Please rename "contract-type" to "contract-category" in the data from the beginning through the line that contains "310, 778, 327]". Reproduce only those lines, with nothing else changed.

Extracted data entries
☆ ☆ ☆ ☆ ☆
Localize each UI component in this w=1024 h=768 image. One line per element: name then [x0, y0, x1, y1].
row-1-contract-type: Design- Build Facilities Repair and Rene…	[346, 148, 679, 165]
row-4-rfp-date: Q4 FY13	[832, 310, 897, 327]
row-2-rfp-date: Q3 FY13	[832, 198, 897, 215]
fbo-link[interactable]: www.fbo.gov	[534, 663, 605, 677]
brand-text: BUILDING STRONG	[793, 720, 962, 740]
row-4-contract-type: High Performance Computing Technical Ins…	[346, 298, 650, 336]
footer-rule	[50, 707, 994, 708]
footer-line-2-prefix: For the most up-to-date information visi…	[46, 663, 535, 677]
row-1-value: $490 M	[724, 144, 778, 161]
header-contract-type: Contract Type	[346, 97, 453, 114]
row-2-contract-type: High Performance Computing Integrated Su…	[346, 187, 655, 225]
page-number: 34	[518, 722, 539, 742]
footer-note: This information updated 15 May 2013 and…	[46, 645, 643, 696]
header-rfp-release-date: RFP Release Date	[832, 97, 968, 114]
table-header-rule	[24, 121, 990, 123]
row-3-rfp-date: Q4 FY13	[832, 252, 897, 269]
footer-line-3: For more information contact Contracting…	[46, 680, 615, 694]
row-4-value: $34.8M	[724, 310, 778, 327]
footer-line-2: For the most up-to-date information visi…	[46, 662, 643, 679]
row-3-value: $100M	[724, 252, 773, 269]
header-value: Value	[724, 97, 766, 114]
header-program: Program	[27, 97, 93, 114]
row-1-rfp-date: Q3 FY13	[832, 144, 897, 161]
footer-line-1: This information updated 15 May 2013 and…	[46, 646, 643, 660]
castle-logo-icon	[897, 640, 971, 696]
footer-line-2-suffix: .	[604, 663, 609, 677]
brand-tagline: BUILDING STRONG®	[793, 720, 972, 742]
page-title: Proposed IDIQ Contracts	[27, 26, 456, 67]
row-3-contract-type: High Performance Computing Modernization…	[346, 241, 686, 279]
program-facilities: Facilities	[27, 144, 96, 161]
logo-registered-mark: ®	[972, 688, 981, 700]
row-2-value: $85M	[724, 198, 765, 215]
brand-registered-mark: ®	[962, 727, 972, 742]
☆ ☆ ☆ ☆ ☆
- Task response
Localize each UI component in this w=1024 h=768 image. One line per element: name then [x0, y0, x1, y1].
row-1-contract-category: Design- Build Facilities Repair and Rene…	[346, 148, 679, 165]
row-4-rfp-date: Q4 FY13	[832, 310, 897, 327]
row-2-rfp-date: Q3 FY13	[832, 198, 897, 215]
fbo-link[interactable]: www.fbo.gov	[534, 663, 605, 677]
brand-text: BUILDING STRONG	[793, 720, 962, 740]
row-4-contract-category: High Performance Computing Technical Ins…	[346, 298, 650, 336]
footer-rule	[50, 707, 994, 708]
footer-line-2-prefix: For the most up-to-date information visi…	[46, 663, 535, 677]
row-1-value: $490 M	[724, 144, 778, 161]
header-contract-category: Contract Type	[346, 97, 453, 114]
row-2-contract-category: High Performance Computing Integrated Su…	[346, 187, 655, 225]
page-number: 34	[518, 722, 539, 742]
footer-note: This information updated 15 May 2013 and…	[46, 645, 643, 696]
header-rfp-release-date: RFP Release Date	[832, 97, 968, 114]
table-header-rule	[24, 121, 990, 123]
row-3-rfp-date: Q4 FY13	[832, 252, 897, 269]
footer-line-3: For more information contact Contracting…	[46, 680, 615, 694]
row-4-value: $34.8M	[724, 310, 778, 327]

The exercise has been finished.